[Problem]
Give only the number of lines in the listing below where the string "Zubimendi" occurs.

* Begin Records shown *

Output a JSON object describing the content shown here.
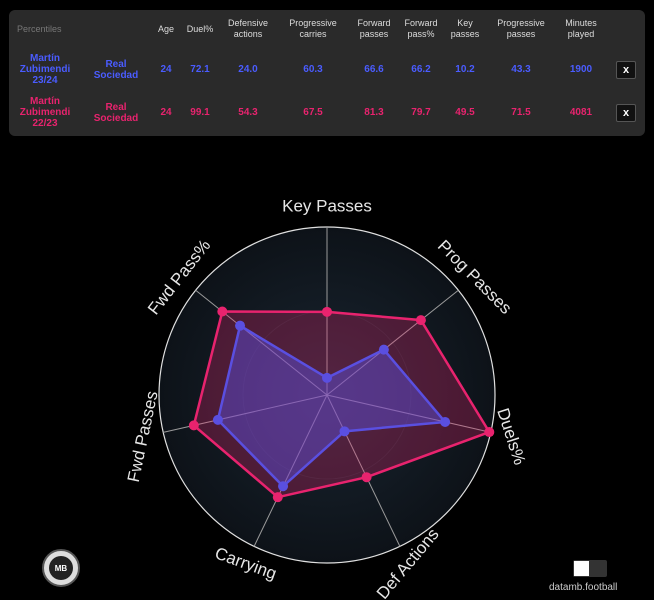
{
  "table": {
    "headers": [
      "Percentiles",
      "",
      "Age",
      "Duel%",
      "Defensive actions",
      "Progressive carries",
      "Forward passes",
      "Forward pass%",
      "Key passes",
      "Progressive passes",
      "Minutes played",
      ""
    ],
    "rows": [
      {
        "player": "Martín Zubimendi 23/24",
        "team": "Real Sociedad",
        "age": "24",
        "duel_pct": "72.1",
        "def_actions": "24.0",
        "prog_carries": "60.3",
        "fwd_passes": "66.6",
        "fwd_pass_pct": "66.2",
        "key_passes": "10.2",
        "prog_passes": "43.3",
        "minutes": "1900",
        "close": "x",
        "color": "#4a5cff"
      },
      {
        "player": "Martín Zubimendi 22/23",
        "team": "Real Sociedad",
        "age": "24",
        "duel_pct": "99.1",
        "def_actions": "54.3",
        "prog_carries": "67.5",
        "fwd_passes": "81.3",
        "fwd_pass_pct": "79.7",
        "key_passes": "49.5",
        "prog_passes": "71.5",
        "minutes": "4081",
        "close": "x",
        "color": "#e8236e"
      }
    ]
  },
  "chart_data": {
    "type": "radar",
    "axes": [
      "Key Passes",
      "Prog Passes",
      "Duels%",
      "Def Actions",
      "Carrying",
      "Fwd Passes",
      "Fwd Pass%"
    ],
    "range": [
      0,
      100
    ],
    "series": [
      {
        "name": "Martín Zubimendi 23/24",
        "color": "#5a4fe0",
        "values": [
          10.2,
          43.3,
          72.1,
          24.0,
          60.3,
          66.6,
          66.2
        ]
      },
      {
        "name": "Martín Zubimendi 22/23",
        "color": "#e8236e",
        "values": [
          49.5,
          71.5,
          99.1,
          54.3,
          67.5,
          81.3,
          79.7
        ]
      }
    ]
  },
  "branding": {
    "logo_text": "MB",
    "credit": "datamb.football"
  }
}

* End Records shown *

[Expected output]
4